Rows from a figure dataset —
---*---

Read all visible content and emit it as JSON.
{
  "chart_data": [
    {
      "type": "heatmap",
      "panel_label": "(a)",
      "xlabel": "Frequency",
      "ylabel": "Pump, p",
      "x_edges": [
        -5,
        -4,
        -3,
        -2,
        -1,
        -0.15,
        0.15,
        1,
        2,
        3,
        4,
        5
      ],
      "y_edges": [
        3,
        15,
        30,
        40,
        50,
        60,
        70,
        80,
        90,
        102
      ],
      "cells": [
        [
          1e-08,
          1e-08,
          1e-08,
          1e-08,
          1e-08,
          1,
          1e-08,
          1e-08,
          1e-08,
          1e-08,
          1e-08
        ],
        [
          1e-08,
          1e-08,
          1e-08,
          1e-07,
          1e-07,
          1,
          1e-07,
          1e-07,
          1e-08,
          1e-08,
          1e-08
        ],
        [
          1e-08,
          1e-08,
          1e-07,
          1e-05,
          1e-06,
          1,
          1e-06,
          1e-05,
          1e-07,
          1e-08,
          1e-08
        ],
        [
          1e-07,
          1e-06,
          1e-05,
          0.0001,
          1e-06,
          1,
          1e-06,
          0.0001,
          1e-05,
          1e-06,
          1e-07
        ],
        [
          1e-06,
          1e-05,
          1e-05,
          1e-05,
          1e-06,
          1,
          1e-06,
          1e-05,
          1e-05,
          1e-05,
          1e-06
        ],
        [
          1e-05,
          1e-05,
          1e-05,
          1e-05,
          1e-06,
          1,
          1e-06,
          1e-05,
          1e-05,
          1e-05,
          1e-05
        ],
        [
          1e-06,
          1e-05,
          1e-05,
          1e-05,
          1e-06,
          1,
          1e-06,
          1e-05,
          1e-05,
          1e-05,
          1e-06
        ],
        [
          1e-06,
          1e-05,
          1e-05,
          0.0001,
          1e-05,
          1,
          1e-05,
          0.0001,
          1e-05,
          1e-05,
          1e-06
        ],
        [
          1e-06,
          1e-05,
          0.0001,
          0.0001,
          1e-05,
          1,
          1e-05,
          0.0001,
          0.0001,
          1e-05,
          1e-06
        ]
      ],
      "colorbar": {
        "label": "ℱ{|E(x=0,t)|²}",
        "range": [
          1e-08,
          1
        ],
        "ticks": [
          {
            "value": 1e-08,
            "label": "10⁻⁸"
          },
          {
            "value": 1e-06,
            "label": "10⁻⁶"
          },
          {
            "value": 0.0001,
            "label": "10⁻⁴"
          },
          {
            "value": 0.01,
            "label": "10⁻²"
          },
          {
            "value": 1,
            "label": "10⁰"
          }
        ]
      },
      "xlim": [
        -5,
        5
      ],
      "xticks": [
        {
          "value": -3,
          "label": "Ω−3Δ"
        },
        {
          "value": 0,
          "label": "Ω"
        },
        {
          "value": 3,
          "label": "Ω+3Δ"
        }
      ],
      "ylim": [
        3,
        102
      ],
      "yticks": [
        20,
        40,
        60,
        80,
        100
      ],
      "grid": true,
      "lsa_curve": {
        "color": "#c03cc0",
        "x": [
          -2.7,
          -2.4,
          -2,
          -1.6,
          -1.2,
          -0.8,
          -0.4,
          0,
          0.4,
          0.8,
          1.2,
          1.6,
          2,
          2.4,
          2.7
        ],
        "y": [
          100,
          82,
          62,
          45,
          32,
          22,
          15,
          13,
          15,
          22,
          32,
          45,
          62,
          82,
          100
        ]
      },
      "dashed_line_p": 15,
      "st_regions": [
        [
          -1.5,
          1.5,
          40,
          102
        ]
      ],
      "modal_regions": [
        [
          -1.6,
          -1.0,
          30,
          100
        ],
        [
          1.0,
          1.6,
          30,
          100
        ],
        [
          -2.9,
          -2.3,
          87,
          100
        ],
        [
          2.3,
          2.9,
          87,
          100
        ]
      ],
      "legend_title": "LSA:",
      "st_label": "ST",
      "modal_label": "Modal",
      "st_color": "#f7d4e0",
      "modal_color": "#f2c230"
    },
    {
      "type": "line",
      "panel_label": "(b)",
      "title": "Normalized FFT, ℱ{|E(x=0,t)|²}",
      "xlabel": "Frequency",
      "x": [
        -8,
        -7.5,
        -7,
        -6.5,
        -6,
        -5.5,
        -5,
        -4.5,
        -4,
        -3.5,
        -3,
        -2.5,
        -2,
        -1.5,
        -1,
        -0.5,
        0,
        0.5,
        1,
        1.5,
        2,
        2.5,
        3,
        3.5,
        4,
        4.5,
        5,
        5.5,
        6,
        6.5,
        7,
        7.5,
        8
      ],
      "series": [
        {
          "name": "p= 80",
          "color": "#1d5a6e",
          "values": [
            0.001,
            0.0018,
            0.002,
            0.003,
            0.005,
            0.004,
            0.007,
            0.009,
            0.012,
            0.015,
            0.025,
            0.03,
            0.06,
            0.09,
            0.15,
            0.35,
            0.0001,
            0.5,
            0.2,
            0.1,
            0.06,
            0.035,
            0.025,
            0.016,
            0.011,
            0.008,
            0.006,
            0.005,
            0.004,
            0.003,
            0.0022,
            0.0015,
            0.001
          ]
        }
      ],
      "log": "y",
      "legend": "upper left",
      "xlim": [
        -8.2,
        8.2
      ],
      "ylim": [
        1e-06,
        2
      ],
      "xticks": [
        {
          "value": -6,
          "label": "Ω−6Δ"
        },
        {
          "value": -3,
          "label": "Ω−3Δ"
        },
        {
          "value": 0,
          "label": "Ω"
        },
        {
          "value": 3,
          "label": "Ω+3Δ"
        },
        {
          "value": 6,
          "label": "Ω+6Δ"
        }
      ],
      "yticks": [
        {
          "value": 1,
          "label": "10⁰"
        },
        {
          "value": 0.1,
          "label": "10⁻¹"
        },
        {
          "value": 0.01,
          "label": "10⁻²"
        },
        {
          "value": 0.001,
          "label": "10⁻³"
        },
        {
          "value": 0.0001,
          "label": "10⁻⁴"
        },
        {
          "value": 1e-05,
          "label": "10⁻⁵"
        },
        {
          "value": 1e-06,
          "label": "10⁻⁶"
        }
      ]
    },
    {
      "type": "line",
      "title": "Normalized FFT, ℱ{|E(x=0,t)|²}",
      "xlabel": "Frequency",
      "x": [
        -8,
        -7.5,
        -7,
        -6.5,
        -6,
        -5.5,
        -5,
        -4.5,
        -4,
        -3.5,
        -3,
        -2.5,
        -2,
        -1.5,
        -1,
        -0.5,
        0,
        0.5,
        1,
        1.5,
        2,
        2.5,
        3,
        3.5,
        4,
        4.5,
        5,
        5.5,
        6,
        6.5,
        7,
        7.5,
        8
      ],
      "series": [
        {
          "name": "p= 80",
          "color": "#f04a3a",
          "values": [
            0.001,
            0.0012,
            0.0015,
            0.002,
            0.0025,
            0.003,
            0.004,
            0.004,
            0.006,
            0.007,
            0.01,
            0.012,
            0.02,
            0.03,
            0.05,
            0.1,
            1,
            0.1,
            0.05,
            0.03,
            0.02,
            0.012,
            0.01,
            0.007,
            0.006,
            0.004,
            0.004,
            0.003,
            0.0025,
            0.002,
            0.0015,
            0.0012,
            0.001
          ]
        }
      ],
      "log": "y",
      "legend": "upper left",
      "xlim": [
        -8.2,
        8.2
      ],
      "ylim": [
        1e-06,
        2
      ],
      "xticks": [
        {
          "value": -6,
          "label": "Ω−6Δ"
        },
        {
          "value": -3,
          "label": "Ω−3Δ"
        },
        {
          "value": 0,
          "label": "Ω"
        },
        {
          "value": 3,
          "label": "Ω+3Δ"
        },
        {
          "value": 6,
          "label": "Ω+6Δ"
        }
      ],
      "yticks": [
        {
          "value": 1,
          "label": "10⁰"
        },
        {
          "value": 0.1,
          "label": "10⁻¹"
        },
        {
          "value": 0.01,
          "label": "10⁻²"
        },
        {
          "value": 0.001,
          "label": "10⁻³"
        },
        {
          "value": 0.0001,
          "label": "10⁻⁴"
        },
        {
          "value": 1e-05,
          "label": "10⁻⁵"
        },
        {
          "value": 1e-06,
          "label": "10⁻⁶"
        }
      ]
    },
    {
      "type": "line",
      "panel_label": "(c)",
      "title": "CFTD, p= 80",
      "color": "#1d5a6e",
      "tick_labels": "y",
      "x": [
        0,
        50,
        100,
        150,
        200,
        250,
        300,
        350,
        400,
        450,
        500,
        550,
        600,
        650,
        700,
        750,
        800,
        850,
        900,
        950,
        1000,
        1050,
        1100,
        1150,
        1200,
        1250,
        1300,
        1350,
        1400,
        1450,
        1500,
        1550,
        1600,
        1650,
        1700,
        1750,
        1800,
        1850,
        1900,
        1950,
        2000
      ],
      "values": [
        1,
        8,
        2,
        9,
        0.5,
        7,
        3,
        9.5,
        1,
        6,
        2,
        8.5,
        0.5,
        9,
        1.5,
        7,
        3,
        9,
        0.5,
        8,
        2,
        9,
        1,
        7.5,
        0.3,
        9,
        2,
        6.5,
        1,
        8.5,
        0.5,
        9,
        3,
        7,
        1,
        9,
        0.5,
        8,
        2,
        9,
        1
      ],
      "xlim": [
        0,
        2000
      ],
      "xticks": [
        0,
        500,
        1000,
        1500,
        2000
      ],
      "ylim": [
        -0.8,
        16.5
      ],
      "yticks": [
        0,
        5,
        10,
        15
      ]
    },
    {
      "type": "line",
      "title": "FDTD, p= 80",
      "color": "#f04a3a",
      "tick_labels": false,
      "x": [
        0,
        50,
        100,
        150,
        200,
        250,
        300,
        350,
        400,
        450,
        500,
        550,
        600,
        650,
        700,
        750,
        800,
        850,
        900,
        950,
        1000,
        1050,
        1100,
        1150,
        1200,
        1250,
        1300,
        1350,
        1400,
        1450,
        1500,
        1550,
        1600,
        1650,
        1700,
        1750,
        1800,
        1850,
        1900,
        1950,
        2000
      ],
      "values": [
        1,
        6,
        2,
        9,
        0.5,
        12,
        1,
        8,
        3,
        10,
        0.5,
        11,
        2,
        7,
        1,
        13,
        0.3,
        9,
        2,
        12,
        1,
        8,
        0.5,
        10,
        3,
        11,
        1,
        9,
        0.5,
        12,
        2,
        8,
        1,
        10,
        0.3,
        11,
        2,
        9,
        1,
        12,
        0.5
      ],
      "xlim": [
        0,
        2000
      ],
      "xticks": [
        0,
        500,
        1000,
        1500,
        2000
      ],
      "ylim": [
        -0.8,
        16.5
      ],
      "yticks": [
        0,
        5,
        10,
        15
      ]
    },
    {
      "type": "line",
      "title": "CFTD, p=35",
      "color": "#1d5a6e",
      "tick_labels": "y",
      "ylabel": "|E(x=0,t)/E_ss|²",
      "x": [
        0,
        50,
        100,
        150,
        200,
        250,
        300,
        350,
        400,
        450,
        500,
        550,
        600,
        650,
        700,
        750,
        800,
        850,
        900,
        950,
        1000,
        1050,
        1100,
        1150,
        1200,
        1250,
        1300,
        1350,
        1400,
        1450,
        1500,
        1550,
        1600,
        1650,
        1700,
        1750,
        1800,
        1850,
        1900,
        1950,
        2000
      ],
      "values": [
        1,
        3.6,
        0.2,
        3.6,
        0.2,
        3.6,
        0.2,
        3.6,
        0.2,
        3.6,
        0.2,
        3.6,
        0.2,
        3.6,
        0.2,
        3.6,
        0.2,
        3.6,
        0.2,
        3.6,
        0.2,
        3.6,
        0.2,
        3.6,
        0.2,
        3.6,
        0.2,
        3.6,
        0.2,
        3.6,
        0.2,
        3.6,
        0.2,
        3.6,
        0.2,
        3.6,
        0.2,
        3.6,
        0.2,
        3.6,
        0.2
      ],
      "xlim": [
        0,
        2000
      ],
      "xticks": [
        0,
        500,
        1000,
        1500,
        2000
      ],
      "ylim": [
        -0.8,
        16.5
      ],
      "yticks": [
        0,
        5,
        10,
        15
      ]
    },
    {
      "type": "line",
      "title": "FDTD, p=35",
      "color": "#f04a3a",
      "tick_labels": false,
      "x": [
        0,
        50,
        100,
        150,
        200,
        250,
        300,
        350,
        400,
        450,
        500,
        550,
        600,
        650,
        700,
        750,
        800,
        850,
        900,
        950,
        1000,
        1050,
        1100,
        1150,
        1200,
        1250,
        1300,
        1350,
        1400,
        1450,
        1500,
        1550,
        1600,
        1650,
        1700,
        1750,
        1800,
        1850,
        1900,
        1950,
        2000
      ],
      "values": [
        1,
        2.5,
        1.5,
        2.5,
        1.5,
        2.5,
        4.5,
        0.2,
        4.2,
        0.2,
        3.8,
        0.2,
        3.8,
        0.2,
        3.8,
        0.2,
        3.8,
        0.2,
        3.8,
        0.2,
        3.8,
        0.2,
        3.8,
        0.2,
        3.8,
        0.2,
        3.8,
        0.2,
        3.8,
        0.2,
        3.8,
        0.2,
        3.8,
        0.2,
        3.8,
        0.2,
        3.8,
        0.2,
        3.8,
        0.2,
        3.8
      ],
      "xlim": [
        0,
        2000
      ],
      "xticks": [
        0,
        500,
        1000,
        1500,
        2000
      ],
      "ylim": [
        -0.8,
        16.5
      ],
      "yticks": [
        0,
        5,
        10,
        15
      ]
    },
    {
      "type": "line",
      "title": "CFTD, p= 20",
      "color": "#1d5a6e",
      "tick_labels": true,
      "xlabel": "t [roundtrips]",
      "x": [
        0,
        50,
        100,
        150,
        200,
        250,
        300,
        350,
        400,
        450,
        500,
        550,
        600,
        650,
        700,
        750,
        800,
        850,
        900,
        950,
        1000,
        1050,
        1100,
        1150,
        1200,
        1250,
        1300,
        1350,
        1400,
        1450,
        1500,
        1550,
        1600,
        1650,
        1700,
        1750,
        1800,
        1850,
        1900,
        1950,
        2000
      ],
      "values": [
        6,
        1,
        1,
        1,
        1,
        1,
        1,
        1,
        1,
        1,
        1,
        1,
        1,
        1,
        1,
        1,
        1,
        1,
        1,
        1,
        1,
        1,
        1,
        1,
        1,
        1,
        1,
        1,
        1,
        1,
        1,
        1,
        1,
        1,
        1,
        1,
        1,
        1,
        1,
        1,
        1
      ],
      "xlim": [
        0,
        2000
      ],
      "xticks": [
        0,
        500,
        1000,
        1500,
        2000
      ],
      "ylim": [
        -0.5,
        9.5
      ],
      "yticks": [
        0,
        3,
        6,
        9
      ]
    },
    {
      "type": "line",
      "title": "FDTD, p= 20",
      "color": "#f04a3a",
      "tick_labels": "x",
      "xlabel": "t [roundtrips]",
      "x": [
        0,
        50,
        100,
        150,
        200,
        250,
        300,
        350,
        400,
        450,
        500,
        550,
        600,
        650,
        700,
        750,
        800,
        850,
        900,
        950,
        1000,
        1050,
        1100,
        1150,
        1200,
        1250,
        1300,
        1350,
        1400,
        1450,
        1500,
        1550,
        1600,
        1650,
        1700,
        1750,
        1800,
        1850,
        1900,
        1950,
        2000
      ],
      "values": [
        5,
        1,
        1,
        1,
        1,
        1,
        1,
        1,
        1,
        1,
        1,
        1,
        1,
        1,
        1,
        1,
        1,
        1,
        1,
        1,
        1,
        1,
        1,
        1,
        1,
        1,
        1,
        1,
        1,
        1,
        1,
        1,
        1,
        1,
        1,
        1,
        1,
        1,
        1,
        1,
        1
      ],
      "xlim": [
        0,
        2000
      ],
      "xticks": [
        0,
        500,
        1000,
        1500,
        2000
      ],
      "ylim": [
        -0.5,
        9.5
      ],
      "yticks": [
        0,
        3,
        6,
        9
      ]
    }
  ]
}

---*---

SET TASK — Isolate each line of the listing above that includes "CFTD". Copy it.

SOLUTION TO THIS TASK —
      "title": "CFTD, p= 80",
      "title": "CFTD, p=35",
      "title": "CFTD, p= 20",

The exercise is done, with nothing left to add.